Cosmologie/Le paradoxe d'Olbers

Nous allons commencer ce cours avec une question simple, qui est paradoxalement une excellente introduction à la cosmologie :

Pourquoi la nuit est-elle noire ?

Cette question peut sembler étrange, tant nous sommes habitués à voir les étoiles sur un fond noir. Bien que la lumière artificielle nous cache les étoiles et éclaire le ciel nocturne, nous savons que cette lumière cache le noir de la nuit, ses étoiles et la Lune. Mais pour un scientifique, même les choses évidentes sont dignes d'intérêt et demandent à être expliquées.

Les astronomes de l'antiquité n'étaient eux-mêmes pas surpris par l'obscurité de la nuit. Pour simplifier, ils pensaient les étoiles attachées à une sphère céleste, une sorte de sphère/coupole géante qui recouvre le ciel. S'ils supposaient que la Terre tourne sur elle-même, ils supposaient la sphère céleste fixe, expliquant le mouvement des étoiles au cours de la nuit et des saisons. Pour être plus précis, leur pensée utilisait plusieurs sphères : une pour le Soleil, une pour la Lune, une pour les étoiles proches, une pour les étoiles fixes des constellations (la plus lointaine) et bien d'autres. L'explication au noir de la nuit était que les étoiles étaient en nombre limitées et à des endroits bien précis, elles ne recouvraient pas entièrement le ciel. Beaucoup de savants avaient compris que ce modèle de sphères concentriques était un artifice de calcul utile, mais fondamentalement faux. Néanmoins, l'explication fondamentale au noir de la nuit restait valide : il n'y avait pas assez d'étoiles pour illuminer le ciel.

ENREGISTREMENTS

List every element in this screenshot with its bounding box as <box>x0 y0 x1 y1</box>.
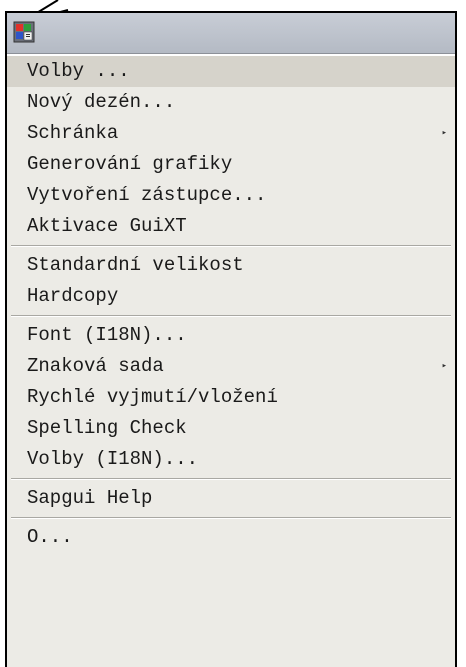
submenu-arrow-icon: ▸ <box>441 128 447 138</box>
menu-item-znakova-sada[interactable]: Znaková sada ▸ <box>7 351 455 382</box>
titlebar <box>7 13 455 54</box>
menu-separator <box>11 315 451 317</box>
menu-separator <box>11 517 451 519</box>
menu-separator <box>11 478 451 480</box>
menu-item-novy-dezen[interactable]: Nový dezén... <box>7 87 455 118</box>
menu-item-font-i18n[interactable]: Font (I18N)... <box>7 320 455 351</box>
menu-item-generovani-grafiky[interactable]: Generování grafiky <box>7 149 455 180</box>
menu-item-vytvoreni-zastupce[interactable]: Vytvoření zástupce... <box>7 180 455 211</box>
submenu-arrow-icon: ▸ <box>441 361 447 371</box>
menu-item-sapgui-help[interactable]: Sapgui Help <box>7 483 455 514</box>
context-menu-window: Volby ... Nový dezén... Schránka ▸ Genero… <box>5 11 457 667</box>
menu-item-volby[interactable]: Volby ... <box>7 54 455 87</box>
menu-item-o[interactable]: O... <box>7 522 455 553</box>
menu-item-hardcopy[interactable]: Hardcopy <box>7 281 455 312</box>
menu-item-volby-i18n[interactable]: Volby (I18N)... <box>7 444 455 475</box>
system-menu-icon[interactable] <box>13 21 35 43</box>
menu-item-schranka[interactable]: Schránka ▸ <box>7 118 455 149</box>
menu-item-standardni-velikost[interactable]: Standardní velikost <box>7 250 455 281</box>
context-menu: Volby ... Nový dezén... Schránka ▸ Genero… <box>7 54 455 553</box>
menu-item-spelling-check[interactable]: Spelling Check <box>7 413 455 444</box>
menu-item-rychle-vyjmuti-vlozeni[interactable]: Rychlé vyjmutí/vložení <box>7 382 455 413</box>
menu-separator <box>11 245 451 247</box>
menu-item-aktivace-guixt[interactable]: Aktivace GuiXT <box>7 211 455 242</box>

EXERCICES
1. Recopiez le passage du texte sur le paradoxe d'Olbers qui commence à « Nous allons commencer » et se termine à « à être expliquées. ».
2. Prolongez le texte sur le paradoxe d'Olbers en reprenant juste après sa dernière phrase.

RÉPONSES ATTENDUES
1.
Nous allons commencer ce cours avec une question simple, qui est paradoxalement une excellente introduction à la cosmologie :

Pourquoi la nuit est-elle noire ?

Cette question peut sembler étrange, tant nous sommes habitués à voir les étoiles sur un fond noir. Bien que la lumière artificielle nous cache les étoiles et éclaire le ciel nocturne, nous savons que cette lumière cache le noir de la nuit, ses étoiles et la Lune. Mais pour un scientifique, même les choses évidentes sont dignes d'intérêt et demandent à être expliquées.

2.
Terre dans la sphère céleste.
Sphères célestes emboîtées d'Anaximandre.

Avec les progrès de l'astronomie, et notamment l'arrivée des modèles géocentriques et héliocentriques, ce modèle de sphères emboîtées fût remis en cause. Pour les astronomes du moyen-âge et de la renaissance, les étoiles et astres n'étaient pas fixés sur des sphères proches, mais peuvent emplir tout l'espace. Leur vision de l'univers évolua vers un modèle d'univers infini, immobile, éternel, homogène. Par immobile, on veut dire que les effets de la gravité des astres s'annulent mutuellement sur de grandes distances. Chaque galaxie s'éloigne ou se rapproche de la nôtre, mais dans l'ensemble, ces différents mouvements se compensent et la moyenne des vitesses des galaxies est nulle. Par infini, on veut dire que l'univers a un volume infini : il n'a pas de début ni de fin, pas de frontières ou de bords, etc. Par éternel, on veut dire qu'il a un âge infini, qu'il n'a pas de début et de fin. Et par homogène, on veut dire que la répartition des étoiles est supposée globalement uniforme à grande échelle.

Mais les astronomes du moyen-âge et de la renaissance comprirent rapidement que le noir de la nuit était incompatible avec ce qu'ils savaient de l'univers.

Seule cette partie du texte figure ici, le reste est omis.